→ **Exercise aim**: In the records that follow, show each line where the word "Japan" is present.

→ **Data items**:

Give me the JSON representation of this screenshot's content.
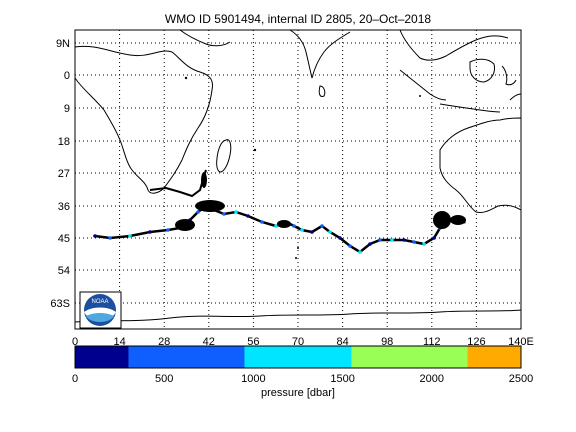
{
  "title": "WMO ID 5901494, internal ID 2805, 20–Oct–2018",
  "map": {
    "lon_ticks": [
      "0",
      "14",
      "28",
      "42",
      "56",
      "70",
      "84",
      "98",
      "112",
      "126",
      "140E"
    ],
    "lat_ticks": [
      "9N",
      "0",
      "9",
      "18",
      "27",
      "36",
      "45",
      "54",
      "63S"
    ],
    "lon_range": [
      0,
      140
    ],
    "lat_range": [
      12,
      -68
    ],
    "grid": "dotted",
    "logo": "NOAA"
  },
  "colorbar": {
    "label": "pressure [dbar]",
    "ticks": [
      "0",
      "500",
      "1000",
      "1500",
      "2000",
      "2500"
    ],
    "segments": [
      {
        "from": 0,
        "to": 300,
        "color": "#00008f"
      },
      {
        "from": 300,
        "to": 950,
        "color": "#0f5fff"
      },
      {
        "from": 950,
        "to": 1550,
        "color": "#00e5ff"
      },
      {
        "from": 1550,
        "to": 2200,
        "color": "#99ff55"
      },
      {
        "from": 2200,
        "to": 2500,
        "color": "#ffaa00"
      }
    ]
  },
  "colors": {
    "track": "#000000",
    "coast": "#000000",
    "pressure_shallow": "#00008f",
    "pressure_mid": "#0f5fff",
    "pressure_deep": "#00e5ff"
  }
}
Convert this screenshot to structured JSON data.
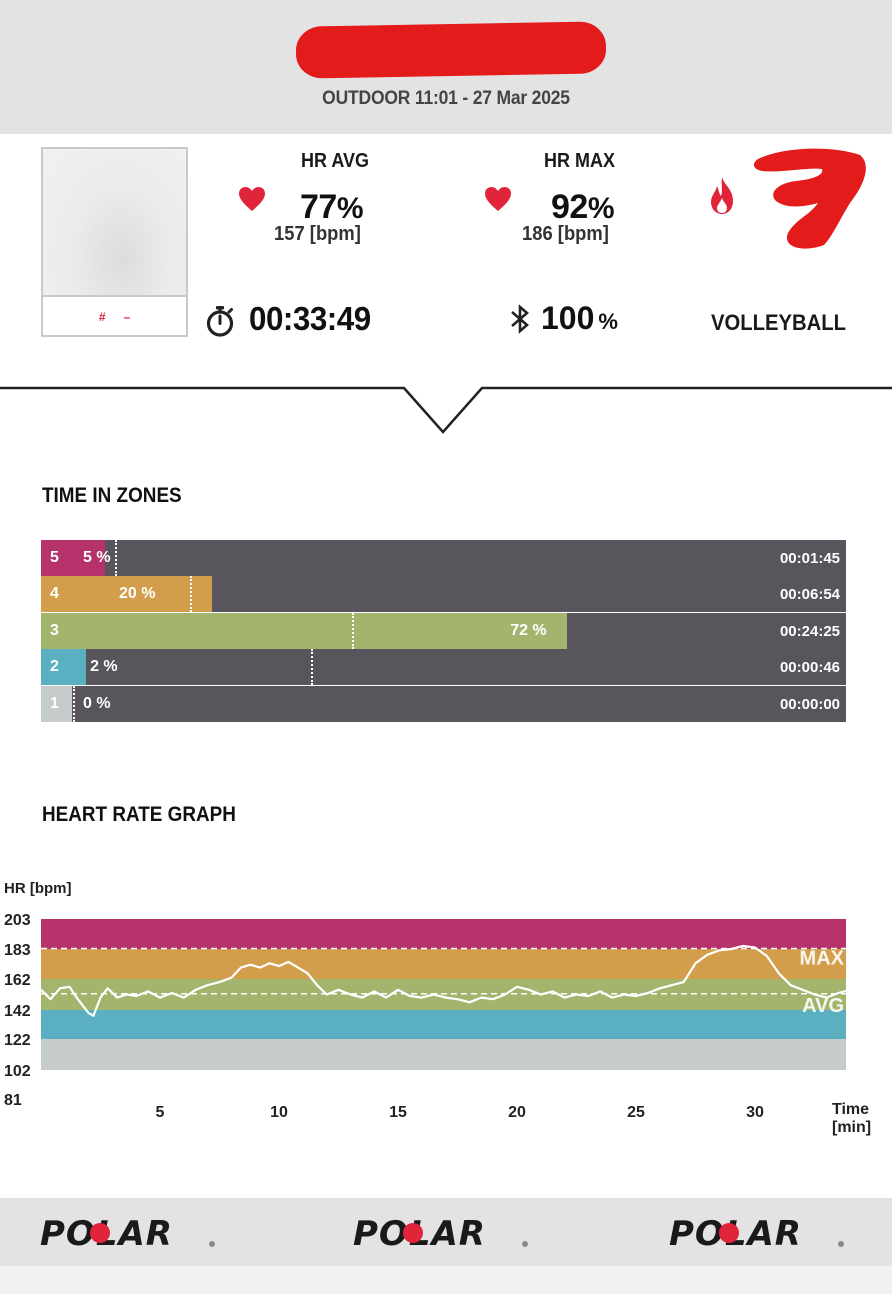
{
  "session": {
    "title": "OUTDOOR 11:01 - 27 Mar 2025"
  },
  "user": {
    "id_hash": "#",
    "id_dash": "–"
  },
  "stats": {
    "hr_avg_label": "HR AVG",
    "hr_avg_pct": "77",
    "hr_avg_pct_unit": "%",
    "hr_avg_bpm": "157 [bpm]",
    "hr_max_label": "HR MAX",
    "hr_max_pct": "92",
    "hr_max_pct_unit": "%",
    "hr_max_bpm": "186 [bpm]",
    "duration": "00:33:49",
    "battery_value": "100",
    "battery_unit": "%",
    "sport": "VOLLEYBALL"
  },
  "icons": {
    "heart": "heart-icon",
    "flame": "flame-icon",
    "stopwatch": "stopwatch-icon",
    "bluetooth": "bluetooth-icon"
  },
  "colors": {
    "heart": "#e0243a",
    "redaction": "#e41b1b",
    "zone5": "#b5336a",
    "zone4": "#d29e4c",
    "zone3": "#a3b56c",
    "zone2": "#5aafc1",
    "zone1": "#c6cbcb",
    "zone_track": "#58555d"
  },
  "zones": {
    "title": "TIME IN ZONES",
    "rows": [
      {
        "zone": "5",
        "pct_label": "5 %",
        "time": "00:01:45",
        "fraction": 0.08,
        "marker": 0.092,
        "color": "#b5336a"
      },
      {
        "zone": "4",
        "pct_label": "20 %",
        "time": "00:06:54",
        "fraction": 0.212,
        "marker": 0.185,
        "color": "#d29e4c"
      },
      {
        "zone": "3",
        "pct_label": "72 %",
        "time": "00:24:25",
        "fraction": 0.653,
        "marker": 0.386,
        "color": "#a3b56c"
      },
      {
        "zone": "2",
        "pct_label": "2 %",
        "time": "00:00:46",
        "fraction": 0.056,
        "marker": 0.335,
        "color": "#5aafc1"
      },
      {
        "zone": "1",
        "pct_label": "0 %",
        "time": "00:00:00",
        "fraction": 0.038,
        "marker": 0.04,
        "color": "#c6cbcb"
      }
    ]
  },
  "hr_graph": {
    "title": "HEART RATE GRAPH",
    "y_unit": "HR [bpm]",
    "x_unit_line1": "Time",
    "x_unit_line2": "[min]",
    "max_label": "MAX",
    "avg_label": "AVG"
  },
  "chart_data": {
    "type": "line",
    "xlabel": "Time [min]",
    "ylabel": "HR [bpm]",
    "xlim": [
      0,
      34
    ],
    "ylim": [
      81,
      203
    ],
    "x_ticks": [
      5,
      10,
      15,
      20,
      25,
      30
    ],
    "y_ticks": [
      81,
      102,
      122,
      142,
      162,
      183,
      203
    ],
    "zones": [
      {
        "from": 102,
        "to": 122,
        "color": "#c6cbcb"
      },
      {
        "from": 122,
        "to": 142,
        "color": "#5aafc1"
      },
      {
        "from": 142,
        "to": 162,
        "color": "#a3b56c"
      },
      {
        "from": 162,
        "to": 183,
        "color": "#d29e4c"
      },
      {
        "from": 183,
        "to": 203,
        "color": "#b5336a"
      }
    ],
    "max_line": 186,
    "avg_line": 157,
    "series": [
      {
        "values": [
          [
            0,
            155
          ],
          [
            0.4,
            149
          ],
          [
            0.8,
            156
          ],
          [
            1.2,
            157
          ],
          [
            1.5,
            150
          ],
          [
            1.8,
            144
          ],
          [
            2.0,
            140
          ],
          [
            2.2,
            138
          ],
          [
            2.5,
            150
          ],
          [
            2.8,
            156
          ],
          [
            3.2,
            150
          ],
          [
            3.6,
            152
          ],
          [
            4.0,
            151
          ],
          [
            4.5,
            154
          ],
          [
            5.0,
            150
          ],
          [
            5.5,
            153
          ],
          [
            6.0,
            150
          ],
          [
            6.5,
            155
          ],
          [
            7.0,
            158
          ],
          [
            7.5,
            160
          ],
          [
            8.0,
            163
          ],
          [
            8.4,
            170
          ],
          [
            8.8,
            172
          ],
          [
            9.2,
            170
          ],
          [
            9.6,
            173
          ],
          [
            10.0,
            171
          ],
          [
            10.4,
            174
          ],
          [
            10.8,
            170
          ],
          [
            11.2,
            166
          ],
          [
            11.6,
            158
          ],
          [
            12.0,
            152
          ],
          [
            12.5,
            155
          ],
          [
            13.0,
            152
          ],
          [
            13.5,
            150
          ],
          [
            14.0,
            154
          ],
          [
            14.5,
            150
          ],
          [
            15.0,
            155
          ],
          [
            15.5,
            151
          ],
          [
            16.0,
            150
          ],
          [
            16.5,
            152
          ],
          [
            17.0,
            150
          ],
          [
            17.5,
            149
          ],
          [
            18.0,
            147
          ],
          [
            18.5,
            150
          ],
          [
            19.0,
            149
          ],
          [
            19.5,
            152
          ],
          [
            20.0,
            157
          ],
          [
            20.5,
            155
          ],
          [
            21.0,
            152
          ],
          [
            21.5,
            154
          ],
          [
            22.0,
            150
          ],
          [
            22.5,
            152
          ],
          [
            23.0,
            151
          ],
          [
            23.5,
            154
          ],
          [
            24.0,
            150
          ],
          [
            24.5,
            152
          ],
          [
            25.0,
            151
          ],
          [
            25.5,
            153
          ],
          [
            26.0,
            156
          ],
          [
            26.5,
            158
          ],
          [
            27.0,
            160
          ],
          [
            27.5,
            173
          ],
          [
            28.0,
            179
          ],
          [
            28.5,
            182
          ],
          [
            29.0,
            183
          ],
          [
            29.5,
            185
          ],
          [
            30.0,
            184
          ],
          [
            30.5,
            178
          ],
          [
            31.0,
            166
          ],
          [
            31.5,
            158
          ],
          [
            32.0,
            155
          ],
          [
            32.5,
            152
          ],
          [
            33.0,
            150
          ],
          [
            33.5,
            153
          ],
          [
            34.0,
            155
          ]
        ]
      }
    ]
  },
  "footer": {
    "brand": "POLAR"
  }
}
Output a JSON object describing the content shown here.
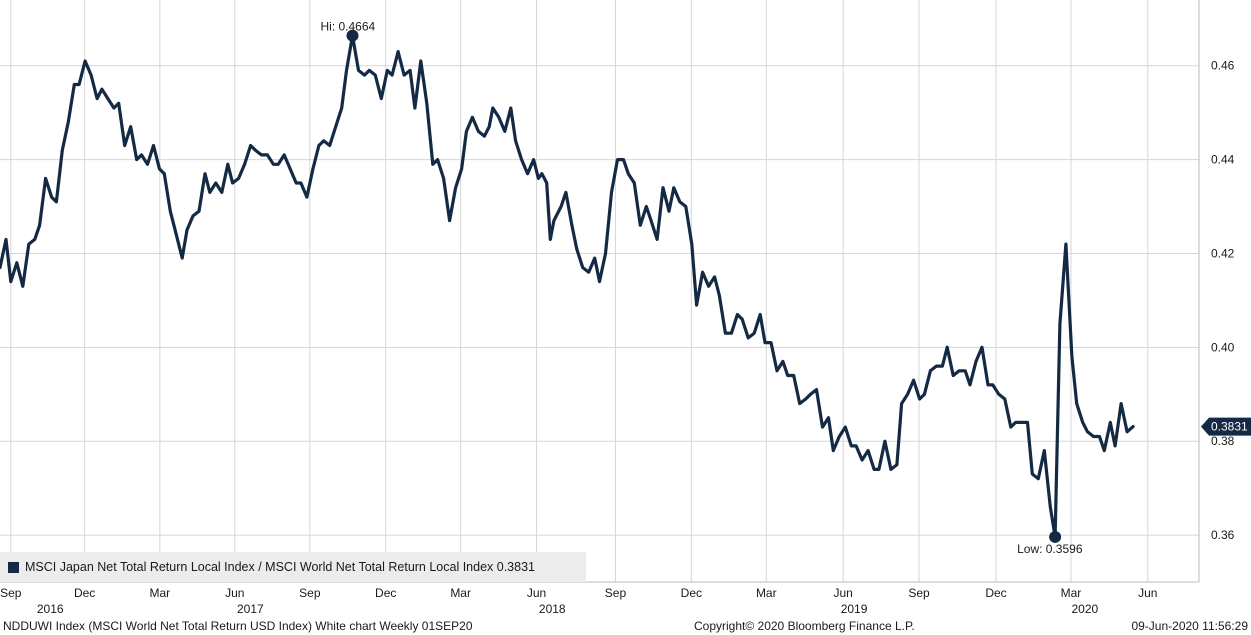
{
  "chart_data": {
    "type": "line",
    "title": "",
    "xlabel": "",
    "ylabel": "",
    "ylim": [
      0.35,
      0.474
    ],
    "xlim": [
      0,
      1
    ],
    "grid": true,
    "color": "#142a44",
    "y_ticks": [
      0.36,
      0.38,
      0.4,
      0.42,
      0.44,
      0.46
    ],
    "y_tick_labels": [
      "0.36",
      "0.38",
      "0.40",
      "0.42",
      "0.44",
      "0.46"
    ],
    "month_ticks": [
      {
        "label": "Sep",
        "x": 0.009
      },
      {
        "label": "Dec",
        "x": 0.0706
      },
      {
        "label": "Mar",
        "x": 0.1333
      },
      {
        "label": "Jun",
        "x": 0.1958
      },
      {
        "label": "Sep",
        "x": 0.2584
      },
      {
        "label": "Dec",
        "x": 0.3217
      },
      {
        "label": "Mar",
        "x": 0.3842
      },
      {
        "label": "Jun",
        "x": 0.4475
      },
      {
        "label": "Sep",
        "x": 0.5133
      },
      {
        "label": "Dec",
        "x": 0.5766
      },
      {
        "label": "Mar",
        "x": 0.6391
      },
      {
        "label": "Jun",
        "x": 0.7032
      },
      {
        "label": "Sep",
        "x": 0.7665
      },
      {
        "label": "Dec",
        "x": 0.8307
      },
      {
        "label": "Mar",
        "x": 0.8932
      },
      {
        "label": "Jun",
        "x": 0.9573
      }
    ],
    "year_ticks": [
      {
        "label": "2016",
        "x": 0.0419
      },
      {
        "label": "2017",
        "x": 0.2088
      },
      {
        "label": "2018",
        "x": 0.4606
      },
      {
        "label": "2019",
        "x": 0.7123
      },
      {
        "label": "2020",
        "x": 0.9048
      }
    ],
    "series": [
      {
        "name": "MSCI Japan Net Total Return Local Index / MSCI World Net Total Return Local Index",
        "points": [
          [
            0.0,
            0.417
          ],
          [
            0.005,
            0.423
          ],
          [
            0.009,
            0.414
          ],
          [
            0.014,
            0.418
          ],
          [
            0.019,
            0.413
          ],
          [
            0.024,
            0.422
          ],
          [
            0.029,
            0.423
          ],
          [
            0.033,
            0.426
          ],
          [
            0.038,
            0.436
          ],
          [
            0.043,
            0.432
          ],
          [
            0.047,
            0.431
          ],
          [
            0.052,
            0.442
          ],
          [
            0.057,
            0.448
          ],
          [
            0.062,
            0.456
          ],
          [
            0.066,
            0.456
          ],
          [
            0.071,
            0.461
          ],
          [
            0.076,
            0.458
          ],
          [
            0.081,
            0.453
          ],
          [
            0.085,
            0.455
          ],
          [
            0.09,
            0.453
          ],
          [
            0.095,
            0.451
          ],
          [
            0.099,
            0.452
          ],
          [
            0.104,
            0.443
          ],
          [
            0.109,
            0.447
          ],
          [
            0.114,
            0.44
          ],
          [
            0.118,
            0.441
          ],
          [
            0.123,
            0.439
          ],
          [
            0.128,
            0.443
          ],
          [
            0.133,
            0.438
          ],
          [
            0.137,
            0.437
          ],
          [
            0.142,
            0.429
          ],
          [
            0.147,
            0.424
          ],
          [
            0.152,
            0.419
          ],
          [
            0.156,
            0.425
          ],
          [
            0.161,
            0.428
          ],
          [
            0.166,
            0.429
          ],
          [
            0.171,
            0.437
          ],
          [
            0.175,
            0.433
          ],
          [
            0.18,
            0.435
          ],
          [
            0.185,
            0.433
          ],
          [
            0.19,
            0.439
          ],
          [
            0.194,
            0.435
          ],
          [
            0.199,
            0.436
          ],
          [
            0.204,
            0.439
          ],
          [
            0.209,
            0.443
          ],
          [
            0.213,
            0.442
          ],
          [
            0.218,
            0.441
          ],
          [
            0.223,
            0.441
          ],
          [
            0.228,
            0.439
          ],
          [
            0.232,
            0.439
          ],
          [
            0.237,
            0.441
          ],
          [
            0.242,
            0.438
          ],
          [
            0.247,
            0.435
          ],
          [
            0.251,
            0.435
          ],
          [
            0.256,
            0.432
          ],
          [
            0.261,
            0.438
          ],
          [
            0.266,
            0.443
          ],
          [
            0.27,
            0.444
          ],
          [
            0.275,
            0.443
          ],
          [
            0.28,
            0.447
          ],
          [
            0.285,
            0.451
          ],
          [
            0.289,
            0.459
          ],
          [
            0.294,
            0.4664
          ],
          [
            0.299,
            0.459
          ],
          [
            0.304,
            0.458
          ],
          [
            0.308,
            0.459
          ],
          [
            0.313,
            0.458
          ],
          [
            0.318,
            0.453
          ],
          [
            0.323,
            0.459
          ],
          [
            0.327,
            0.458
          ],
          [
            0.332,
            0.463
          ],
          [
            0.337,
            0.458
          ],
          [
            0.342,
            0.459
          ],
          [
            0.346,
            0.451
          ],
          [
            0.351,
            0.461
          ],
          [
            0.356,
            0.452
          ],
          [
            0.361,
            0.439
          ],
          [
            0.365,
            0.44
          ],
          [
            0.37,
            0.436
          ],
          [
            0.375,
            0.427
          ],
          [
            0.38,
            0.434
          ],
          [
            0.385,
            0.438
          ],
          [
            0.389,
            0.446
          ],
          [
            0.394,
            0.449
          ],
          [
            0.399,
            0.446
          ],
          [
            0.404,
            0.445
          ],
          [
            0.408,
            0.447
          ],
          [
            0.411,
            0.451
          ],
          [
            0.416,
            0.449
          ],
          [
            0.421,
            0.446
          ],
          [
            0.426,
            0.451
          ],
          [
            0.43,
            0.444
          ],
          [
            0.435,
            0.44
          ],
          [
            0.44,
            0.437
          ],
          [
            0.445,
            0.44
          ],
          [
            0.449,
            0.436
          ],
          [
            0.452,
            0.437
          ],
          [
            0.456,
            0.435
          ],
          [
            0.459,
            0.423
          ],
          [
            0.462,
            0.427
          ],
          [
            0.468,
            0.43
          ],
          [
            0.472,
            0.433
          ],
          [
            0.477,
            0.426
          ],
          [
            0.481,
            0.421
          ],
          [
            0.486,
            0.417
          ],
          [
            0.491,
            0.416
          ],
          [
            0.496,
            0.419
          ],
          [
            0.5,
            0.414
          ],
          [
            0.505,
            0.42
          ],
          [
            0.51,
            0.433
          ],
          [
            0.515,
            0.44
          ],
          [
            0.52,
            0.44
          ],
          [
            0.524,
            0.437
          ],
          [
            0.529,
            0.435
          ],
          [
            0.534,
            0.426
          ],
          [
            0.539,
            0.43
          ],
          [
            0.543,
            0.427
          ],
          [
            0.548,
            0.423
          ],
          [
            0.553,
            0.434
          ],
          [
            0.558,
            0.429
          ],
          [
            0.562,
            0.434
          ],
          [
            0.567,
            0.431
          ],
          [
            0.572,
            0.43
          ],
          [
            0.577,
            0.422
          ],
          [
            0.581,
            0.409
          ],
          [
            0.586,
            0.416
          ],
          [
            0.591,
            0.413
          ],
          [
            0.596,
            0.415
          ],
          [
            0.6,
            0.411
          ],
          [
            0.605,
            0.403
          ],
          [
            0.61,
            0.403
          ],
          [
            0.615,
            0.407
          ],
          [
            0.619,
            0.406
          ],
          [
            0.624,
            0.402
          ],
          [
            0.629,
            0.403
          ],
          [
            0.634,
            0.407
          ],
          [
            0.638,
            0.401
          ],
          [
            0.643,
            0.401
          ],
          [
            0.648,
            0.395
          ],
          [
            0.653,
            0.397
          ],
          [
            0.657,
            0.394
          ],
          [
            0.662,
            0.394
          ],
          [
            0.667,
            0.388
          ],
          [
            0.672,
            0.389
          ],
          [
            0.676,
            0.39
          ],
          [
            0.681,
            0.391
          ],
          [
            0.686,
            0.383
          ],
          [
            0.691,
            0.385
          ],
          [
            0.695,
            0.378
          ],
          [
            0.7,
            0.381
          ],
          [
            0.705,
            0.383
          ],
          [
            0.71,
            0.379
          ],
          [
            0.714,
            0.379
          ],
          [
            0.719,
            0.376
          ],
          [
            0.724,
            0.378
          ],
          [
            0.729,
            0.374
          ],
          [
            0.733,
            0.374
          ],
          [
            0.738,
            0.38
          ],
          [
            0.743,
            0.374
          ],
          [
            0.748,
            0.375
          ],
          [
            0.752,
            0.388
          ],
          [
            0.757,
            0.39
          ],
          [
            0.762,
            0.393
          ],
          [
            0.767,
            0.389
          ],
          [
            0.771,
            0.39
          ],
          [
            0.776,
            0.395
          ],
          [
            0.781,
            0.396
          ],
          [
            0.786,
            0.396
          ],
          [
            0.79,
            0.4
          ],
          [
            0.795,
            0.394
          ],
          [
            0.8,
            0.395
          ],
          [
            0.805,
            0.395
          ],
          [
            0.809,
            0.392
          ],
          [
            0.814,
            0.397
          ],
          [
            0.819,
            0.4
          ],
          [
            0.824,
            0.392
          ],
          [
            0.828,
            0.392
          ],
          [
            0.833,
            0.39
          ],
          [
            0.838,
            0.389
          ],
          [
            0.843,
            0.383
          ],
          [
            0.847,
            0.384
          ],
          [
            0.852,
            0.384
          ],
          [
            0.857,
            0.384
          ],
          [
            0.861,
            0.373
          ],
          [
            0.866,
            0.372
          ],
          [
            0.871,
            0.378
          ],
          [
            0.876,
            0.366
          ],
          [
            0.88,
            0.3596
          ],
          [
            0.884,
            0.405
          ],
          [
            0.889,
            0.422
          ],
          [
            0.894,
            0.398
          ],
          [
            0.898,
            0.388
          ],
          [
            0.903,
            0.384
          ],
          [
            0.907,
            0.382
          ],
          [
            0.912,
            0.381
          ],
          [
            0.917,
            0.381
          ],
          [
            0.921,
            0.378
          ],
          [
            0.926,
            0.384
          ],
          [
            0.93,
            0.379
          ],
          [
            0.935,
            0.388
          ],
          [
            0.94,
            0.382
          ],
          [
            0.945,
            0.3831
          ]
        ]
      }
    ],
    "hi_label": "Hi: 0.4664",
    "low_label": "Low: 0.3596",
    "last_value_label": "0.3831"
  },
  "legend": {
    "text": "MSCI Japan Net Total Return Local Index / MSCI World Net Total Return Local Index 0.3831"
  },
  "footer": {
    "left": "NDDUWI Index (MSCI World Net Total Return USD Index) White chart  Weekly 01SEP20",
    "center": "Copyright© 2020 Bloomberg Finance L.P.",
    "right": "09-Jun-2020 11:56:29"
  }
}
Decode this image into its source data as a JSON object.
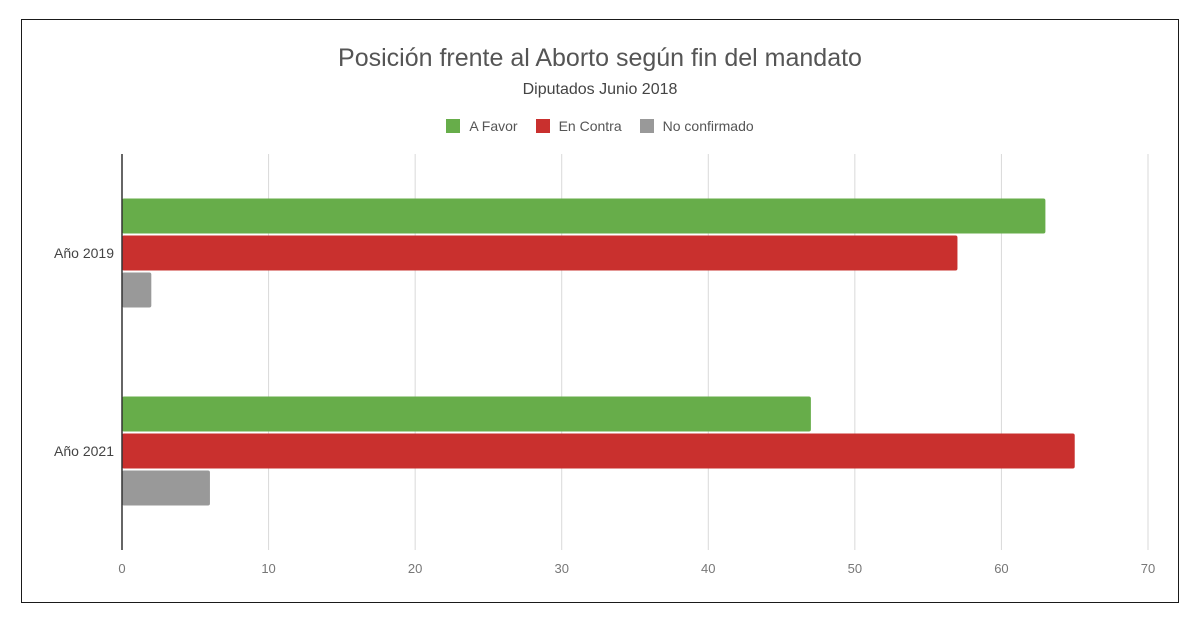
{
  "chart_data": {
    "type": "bar",
    "orientation": "horizontal",
    "title": "Posición frente al Aborto según fin del mandato",
    "subtitle": "Diputados  Junio 2018",
    "categories": [
      "Año 2019",
      "Año 2021"
    ],
    "series": [
      {
        "name": "A Favor",
        "color": "#67ad4a",
        "values": [
          63,
          47
        ]
      },
      {
        "name": "En Contra",
        "color": "#c9302e",
        "values": [
          57,
          65
        ]
      },
      {
        "name": "No confirmado",
        "color": "#999999",
        "values": [
          2,
          6
        ]
      }
    ],
    "xlim": [
      0,
      70
    ],
    "xticks": [
      "0",
      "10",
      "20",
      "30",
      "40",
      "50",
      "60",
      "70"
    ],
    "grid": true,
    "legend_position": "top"
  }
}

→ **Written answer**:
        "name": "MSCI Japan Net Total Return Local Index / MSCI World Net Total Return Local Index",
    "text": "MSCI Japan Net Total Return Local Index / MSCI World Net Total Return Local Index 0.3831"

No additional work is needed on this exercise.